(Element location listings)
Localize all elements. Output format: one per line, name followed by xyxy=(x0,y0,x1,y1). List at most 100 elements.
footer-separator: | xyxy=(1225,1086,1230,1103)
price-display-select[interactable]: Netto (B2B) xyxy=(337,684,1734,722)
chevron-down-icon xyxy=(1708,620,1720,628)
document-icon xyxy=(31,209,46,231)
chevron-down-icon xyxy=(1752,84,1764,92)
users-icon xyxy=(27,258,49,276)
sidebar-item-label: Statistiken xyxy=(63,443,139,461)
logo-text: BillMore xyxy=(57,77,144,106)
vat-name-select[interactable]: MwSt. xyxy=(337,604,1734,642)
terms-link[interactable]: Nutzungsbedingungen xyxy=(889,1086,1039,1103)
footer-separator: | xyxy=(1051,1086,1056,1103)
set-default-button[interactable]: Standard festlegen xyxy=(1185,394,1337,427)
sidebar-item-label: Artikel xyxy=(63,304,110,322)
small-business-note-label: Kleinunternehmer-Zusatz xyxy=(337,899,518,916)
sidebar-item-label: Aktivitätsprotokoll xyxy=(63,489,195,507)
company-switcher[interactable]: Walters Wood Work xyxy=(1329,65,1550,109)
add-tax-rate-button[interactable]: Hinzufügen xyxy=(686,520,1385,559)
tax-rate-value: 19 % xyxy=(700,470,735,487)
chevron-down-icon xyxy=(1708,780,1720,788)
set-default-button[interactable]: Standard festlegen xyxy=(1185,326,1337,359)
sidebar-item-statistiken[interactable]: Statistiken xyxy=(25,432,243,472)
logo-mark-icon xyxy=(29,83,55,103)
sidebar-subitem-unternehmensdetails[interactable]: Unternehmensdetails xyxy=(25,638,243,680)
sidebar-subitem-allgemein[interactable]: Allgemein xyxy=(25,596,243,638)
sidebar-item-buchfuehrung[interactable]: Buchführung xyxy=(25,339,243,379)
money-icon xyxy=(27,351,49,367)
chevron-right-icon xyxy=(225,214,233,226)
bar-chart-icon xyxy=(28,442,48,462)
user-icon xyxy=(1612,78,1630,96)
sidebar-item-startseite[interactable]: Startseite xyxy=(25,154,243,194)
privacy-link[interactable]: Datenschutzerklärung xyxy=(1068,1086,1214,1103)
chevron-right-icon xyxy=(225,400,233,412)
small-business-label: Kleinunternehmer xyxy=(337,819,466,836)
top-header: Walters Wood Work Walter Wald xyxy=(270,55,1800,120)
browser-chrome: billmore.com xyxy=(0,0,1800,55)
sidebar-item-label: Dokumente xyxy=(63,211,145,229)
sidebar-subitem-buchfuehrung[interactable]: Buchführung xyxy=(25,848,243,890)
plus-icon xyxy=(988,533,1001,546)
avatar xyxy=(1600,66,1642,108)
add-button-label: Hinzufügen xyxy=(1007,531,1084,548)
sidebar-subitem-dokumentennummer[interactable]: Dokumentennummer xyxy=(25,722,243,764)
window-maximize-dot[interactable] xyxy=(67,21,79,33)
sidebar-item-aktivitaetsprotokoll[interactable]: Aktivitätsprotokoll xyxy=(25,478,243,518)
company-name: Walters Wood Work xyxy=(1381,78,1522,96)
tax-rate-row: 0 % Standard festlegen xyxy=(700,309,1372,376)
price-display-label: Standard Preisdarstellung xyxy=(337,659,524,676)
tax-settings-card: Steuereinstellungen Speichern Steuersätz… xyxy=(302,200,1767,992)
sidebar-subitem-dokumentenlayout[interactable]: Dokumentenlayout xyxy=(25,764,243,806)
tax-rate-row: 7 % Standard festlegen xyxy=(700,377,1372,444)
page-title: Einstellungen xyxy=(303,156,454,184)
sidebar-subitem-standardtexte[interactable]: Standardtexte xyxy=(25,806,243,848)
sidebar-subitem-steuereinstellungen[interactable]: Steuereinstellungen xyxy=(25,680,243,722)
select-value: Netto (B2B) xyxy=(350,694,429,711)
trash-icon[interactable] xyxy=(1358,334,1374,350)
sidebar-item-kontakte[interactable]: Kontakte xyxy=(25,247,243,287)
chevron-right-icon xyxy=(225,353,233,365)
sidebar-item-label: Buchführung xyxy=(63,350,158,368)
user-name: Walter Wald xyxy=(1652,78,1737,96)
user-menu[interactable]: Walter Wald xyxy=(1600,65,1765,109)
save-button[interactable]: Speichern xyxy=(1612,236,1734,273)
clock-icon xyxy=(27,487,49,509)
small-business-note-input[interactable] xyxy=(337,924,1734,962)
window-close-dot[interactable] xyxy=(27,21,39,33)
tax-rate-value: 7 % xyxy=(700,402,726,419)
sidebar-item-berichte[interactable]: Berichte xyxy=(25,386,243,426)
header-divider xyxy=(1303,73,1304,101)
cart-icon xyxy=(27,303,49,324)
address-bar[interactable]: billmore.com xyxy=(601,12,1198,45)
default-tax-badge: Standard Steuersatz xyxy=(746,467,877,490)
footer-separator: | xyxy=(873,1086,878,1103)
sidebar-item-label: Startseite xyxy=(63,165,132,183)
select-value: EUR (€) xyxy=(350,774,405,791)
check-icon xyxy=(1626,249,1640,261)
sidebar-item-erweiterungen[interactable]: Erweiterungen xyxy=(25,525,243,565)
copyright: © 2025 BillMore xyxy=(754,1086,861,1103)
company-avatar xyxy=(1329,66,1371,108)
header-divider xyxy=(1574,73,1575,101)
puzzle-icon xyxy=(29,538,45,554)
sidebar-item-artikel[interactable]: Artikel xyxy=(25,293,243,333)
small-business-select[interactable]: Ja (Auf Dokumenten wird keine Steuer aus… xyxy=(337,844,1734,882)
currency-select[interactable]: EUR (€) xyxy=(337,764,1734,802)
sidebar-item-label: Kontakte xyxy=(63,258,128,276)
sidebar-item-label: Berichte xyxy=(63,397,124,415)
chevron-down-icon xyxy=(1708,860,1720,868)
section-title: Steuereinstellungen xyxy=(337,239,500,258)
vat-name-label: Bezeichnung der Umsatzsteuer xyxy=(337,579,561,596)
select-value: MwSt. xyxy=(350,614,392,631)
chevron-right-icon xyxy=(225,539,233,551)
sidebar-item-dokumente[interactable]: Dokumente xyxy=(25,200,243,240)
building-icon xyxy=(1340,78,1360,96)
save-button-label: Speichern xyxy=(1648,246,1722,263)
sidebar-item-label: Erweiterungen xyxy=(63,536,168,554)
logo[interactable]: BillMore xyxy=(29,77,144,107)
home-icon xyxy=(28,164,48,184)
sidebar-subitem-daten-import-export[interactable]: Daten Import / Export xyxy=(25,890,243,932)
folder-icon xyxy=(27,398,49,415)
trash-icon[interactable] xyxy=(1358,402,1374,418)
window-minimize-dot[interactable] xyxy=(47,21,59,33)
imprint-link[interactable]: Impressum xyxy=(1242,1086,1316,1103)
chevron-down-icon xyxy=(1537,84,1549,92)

- _Stated goal_
Can you retype every line of the rows above word for word?

- _Reply to the exercise_
Localize all elements. Output format: one per line, name followed by xyxy=(x0,y0,x1,y1). List at most 100 elements.
footer-separator: | xyxy=(1225,1086,1230,1103)
price-display-select[interactable]: Netto (B2B) xyxy=(337,684,1734,722)
chevron-down-icon xyxy=(1708,620,1720,628)
document-icon xyxy=(31,209,46,231)
chevron-down-icon xyxy=(1752,84,1764,92)
users-icon xyxy=(27,258,49,276)
sidebar-item-label: Statistiken xyxy=(63,443,139,461)
logo-text: BillMore xyxy=(57,77,144,106)
vat-name-select[interactable]: MwSt. xyxy=(337,604,1734,642)
terms-link[interactable]: Nutzungsbedingungen xyxy=(889,1086,1039,1103)
footer-separator: | xyxy=(1051,1086,1056,1103)
set-default-button[interactable]: Standard festlegen xyxy=(1185,394,1337,427)
sidebar-item-label: Artikel xyxy=(63,304,110,322)
small-business-note-label: Kleinunternehmer-Zusatz xyxy=(337,899,518,916)
sidebar-item-label: Aktivitätsprotokoll xyxy=(63,489,195,507)
company-switcher[interactable]: Walters Wood Work xyxy=(1329,65,1550,109)
add-tax-rate-button[interactable]: Hinzufügen xyxy=(686,520,1385,559)
tax-rate-value: 19 % xyxy=(700,470,735,487)
chevron-down-icon xyxy=(1708,780,1720,788)
set-default-button[interactable]: Standard festlegen xyxy=(1185,326,1337,359)
sidebar-item-statistiken[interactable]: Statistiken xyxy=(25,432,243,472)
logo-mark-icon xyxy=(29,83,55,103)
sidebar-subitem-unternehmensdetails[interactable]: Unternehmensdetails xyxy=(25,638,243,680)
sidebar-subitem-allgemein[interactable]: Allgemein xyxy=(25,596,243,638)
sidebar-item-buchfuehrung[interactable]: Buchführung xyxy=(25,339,243,379)
money-icon xyxy=(27,351,49,367)
chevron-right-icon xyxy=(225,214,233,226)
bar-chart-icon xyxy=(28,442,48,462)
user-icon xyxy=(1612,78,1630,96)
sidebar-item-startseite[interactable]: Startseite xyxy=(25,154,243,194)
privacy-link[interactable]: Datenschutzerklärung xyxy=(1068,1086,1214,1103)
chevron-right-icon xyxy=(225,400,233,412)
small-business-label: Kleinunternehmer xyxy=(337,819,466,836)
top-header: Walters Wood Work Walter Wald xyxy=(270,55,1800,120)
browser-chrome: billmore.com xyxy=(0,0,1800,55)
sidebar-item-label: Dokumente xyxy=(63,211,145,229)
sidebar-subitem-buchfuehrung[interactable]: Buchführung xyxy=(25,848,243,890)
plus-icon xyxy=(988,533,1001,546)
avatar xyxy=(1600,66,1642,108)
add-button-label: Hinzufügen xyxy=(1007,531,1084,548)
sidebar-subitem-dokumentennummer[interactable]: Dokumentennummer xyxy=(25,722,243,764)
window-maximize-dot[interactable] xyxy=(67,21,79,33)
sidebar-item-aktivitaetsprotokoll[interactable]: Aktivitätsprotokoll xyxy=(25,478,243,518)
company-name: Walters Wood Work xyxy=(1381,78,1522,96)
tax-rate-row: 0 % Standard festlegen xyxy=(700,309,1372,376)
price-display-label: Standard Preisdarstellung xyxy=(337,659,524,676)
tax-settings-card: Steuereinstellungen Speichern Steuersätz… xyxy=(302,200,1767,992)
sidebar-subitem-dokumentenlayout[interactable]: Dokumentenlayout xyxy=(25,764,243,806)
tax-rate-row: 7 % Standard festlegen xyxy=(700,377,1372,444)
page-title: Einstellungen xyxy=(303,156,454,184)
sidebar-subitem-standardtexte[interactable]: Standardtexte xyxy=(25,806,243,848)
sidebar-subitem-steuereinstellungen[interactable]: Steuereinstellungen xyxy=(25,680,243,722)
select-value: Netto (B2B) xyxy=(350,694,429,711)
trash-icon[interactable] xyxy=(1358,334,1374,350)
sidebar-item-kontakte[interactable]: Kontakte xyxy=(25,247,243,287)
chevron-right-icon xyxy=(225,353,233,365)
sidebar-item-label: Buchführung xyxy=(63,350,158,368)
user-name: Walter Wald xyxy=(1652,78,1737,96)
user-menu[interactable]: Walter Wald xyxy=(1600,65,1765,109)
save-button[interactable]: Speichern xyxy=(1612,236,1734,273)
clock-icon xyxy=(27,487,49,509)
small-business-note-input[interactable] xyxy=(337,924,1734,962)
window-close-dot[interactable] xyxy=(27,21,39,33)
tax-rate-value: 7 % xyxy=(700,402,726,419)
sidebar-item-berichte[interactable]: Berichte xyxy=(25,386,243,426)
header-divider xyxy=(1303,73,1304,101)
cart-icon xyxy=(27,303,49,324)
address-bar[interactable]: billmore.com xyxy=(601,12,1198,45)
default-tax-badge: Standard Steuersatz xyxy=(746,467,877,490)
footer-separator: | xyxy=(873,1086,878,1103)
sidebar-item-label: Startseite xyxy=(63,165,132,183)
select-value: EUR (€) xyxy=(350,774,405,791)
check-icon xyxy=(1626,249,1640,261)
sidebar-item-erweiterungen[interactable]: Erweiterungen xyxy=(25,525,243,565)
copyright: © 2025 BillMore xyxy=(754,1086,861,1103)
company-avatar xyxy=(1329,66,1371,108)
header-divider xyxy=(1574,73,1575,101)
puzzle-icon xyxy=(29,538,45,554)
sidebar-item-artikel[interactable]: Artikel xyxy=(25,293,243,333)
small-business-select[interactable]: Ja (Auf Dokumenten wird keine Steuer aus… xyxy=(337,844,1734,882)
currency-select[interactable]: EUR (€) xyxy=(337,764,1734,802)
sidebar-item-label: Kontakte xyxy=(63,258,128,276)
sidebar-item-label: Berichte xyxy=(63,397,124,415)
chevron-down-icon xyxy=(1708,860,1720,868)
section-title: Steuereinstellungen xyxy=(337,239,500,258)
vat-name-label: Bezeichnung der Umsatzsteuer xyxy=(337,579,561,596)
select-value: MwSt. xyxy=(350,614,392,631)
chevron-right-icon xyxy=(225,539,233,551)
sidebar-item-dokumente[interactable]: Dokumente xyxy=(25,200,243,240)
building-icon xyxy=(1340,78,1360,96)
save-button-label: Speichern xyxy=(1648,246,1722,263)
sidebar-item-label: Erweiterungen xyxy=(63,536,168,554)
logo[interactable]: BillMore xyxy=(29,77,144,107)
home-icon xyxy=(28,164,48,184)
sidebar-subitem-daten-import-export[interactable]: Daten Import / Export xyxy=(25,890,243,932)
folder-icon xyxy=(27,398,49,415)
trash-icon[interactable] xyxy=(1358,402,1374,418)
window-minimize-dot[interactable] xyxy=(47,21,59,33)
imprint-link[interactable]: Impressum xyxy=(1242,1086,1316,1103)
chevron-down-icon xyxy=(1537,84,1549,92)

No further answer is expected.